◆ THE DATA ◆
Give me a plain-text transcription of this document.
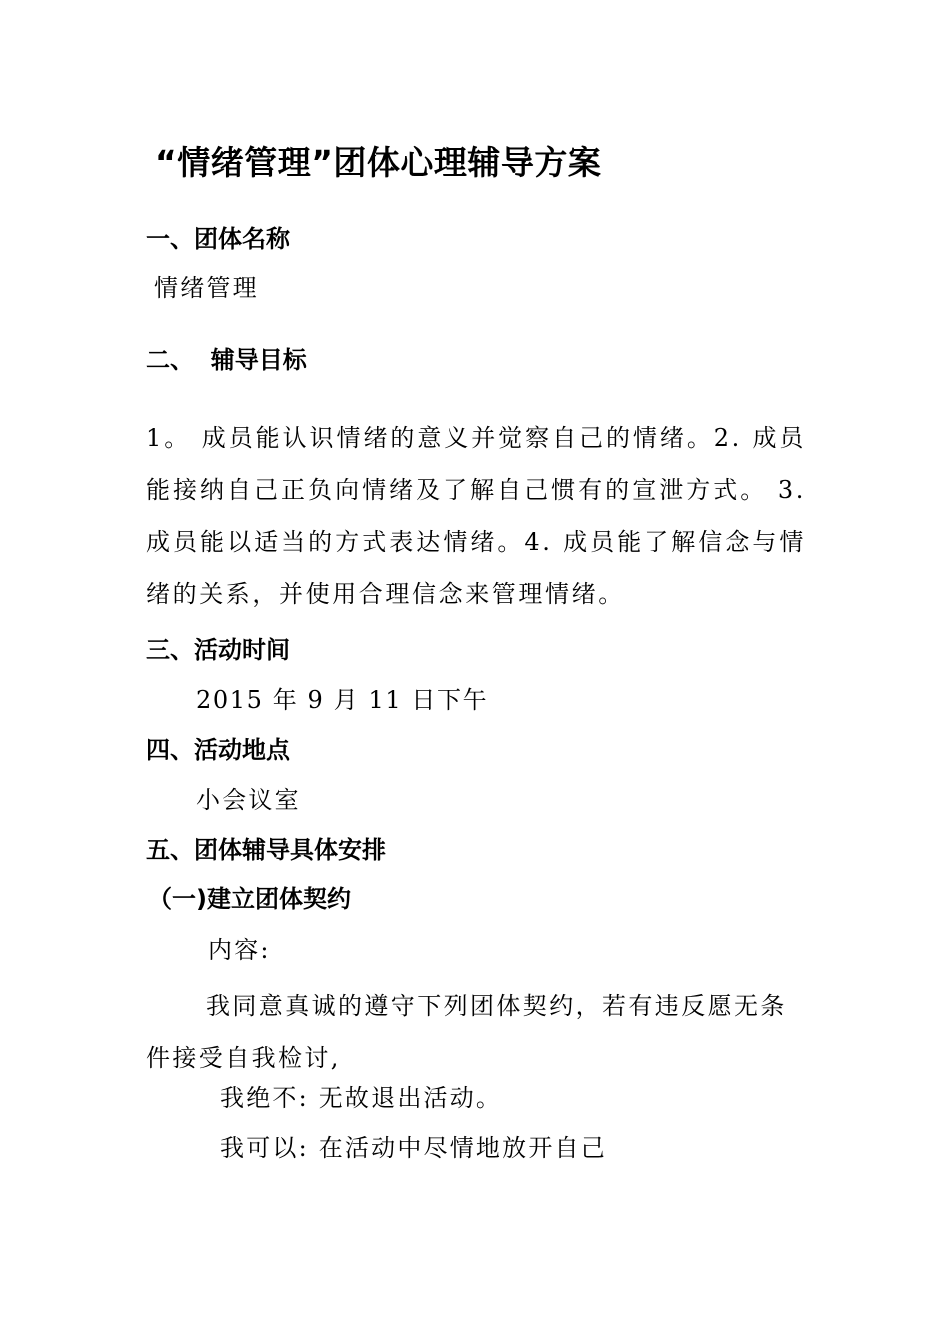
“情绪管理”团体心理辅导方案
一、团体名称
情绪管理
二、  辅导目标
1。 成员能认识情绪的意义并觉察自己的情绪。2. 成员能接纳自己正负向情绪及了解自己惯有的宣泄方式。 3. 成员能以适当的方式表达情绪。4. 成员能了解信念与情绪的关系，并使用合理信念来管理情绪。
三、活动时间
2015 年 9 月 11 日下午
四、活动地点
小会议室
五、团体辅导具体安排
（一)建立团体契约
内容:
我同意真诚的遵守下列团体契约，若有违反愿无条件接受自我检讨,
我绝不: 无故退出活动。
我可以: 在活动中尽情地放开自己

◆ TASK DESCRIPTION ◆
From the records given above, reproduce all text exactly and exclude each picture.

◆ SOLUTION FOR THIS EXERCISE ◆
Give me a plain-text transcription of this document.
“情绪管理”团体心理辅导方案
一、团体名称
情绪管理
二、  辅导目标
1。 成员能认识情绪的意义并觉察自己的情绪。2. 成员能接纳自己正负向情绪及了解自己惯有的宣泄方式。 3. 成员能以适当的方式表达情绪。4. 成员能了解信念与情绪的关系，并使用合理信念来管理情绪。
三、活动时间
2015 年 9 月 11 日下午
四、活动地点
小会议室
五、团体辅导具体安排
（一)建立团体契约
内容:
我同意真诚的遵守下列团体契约，若有违反愿无条件接受自我检讨,
我绝不: 无故退出活动。
我可以: 在活动中尽情地放开自己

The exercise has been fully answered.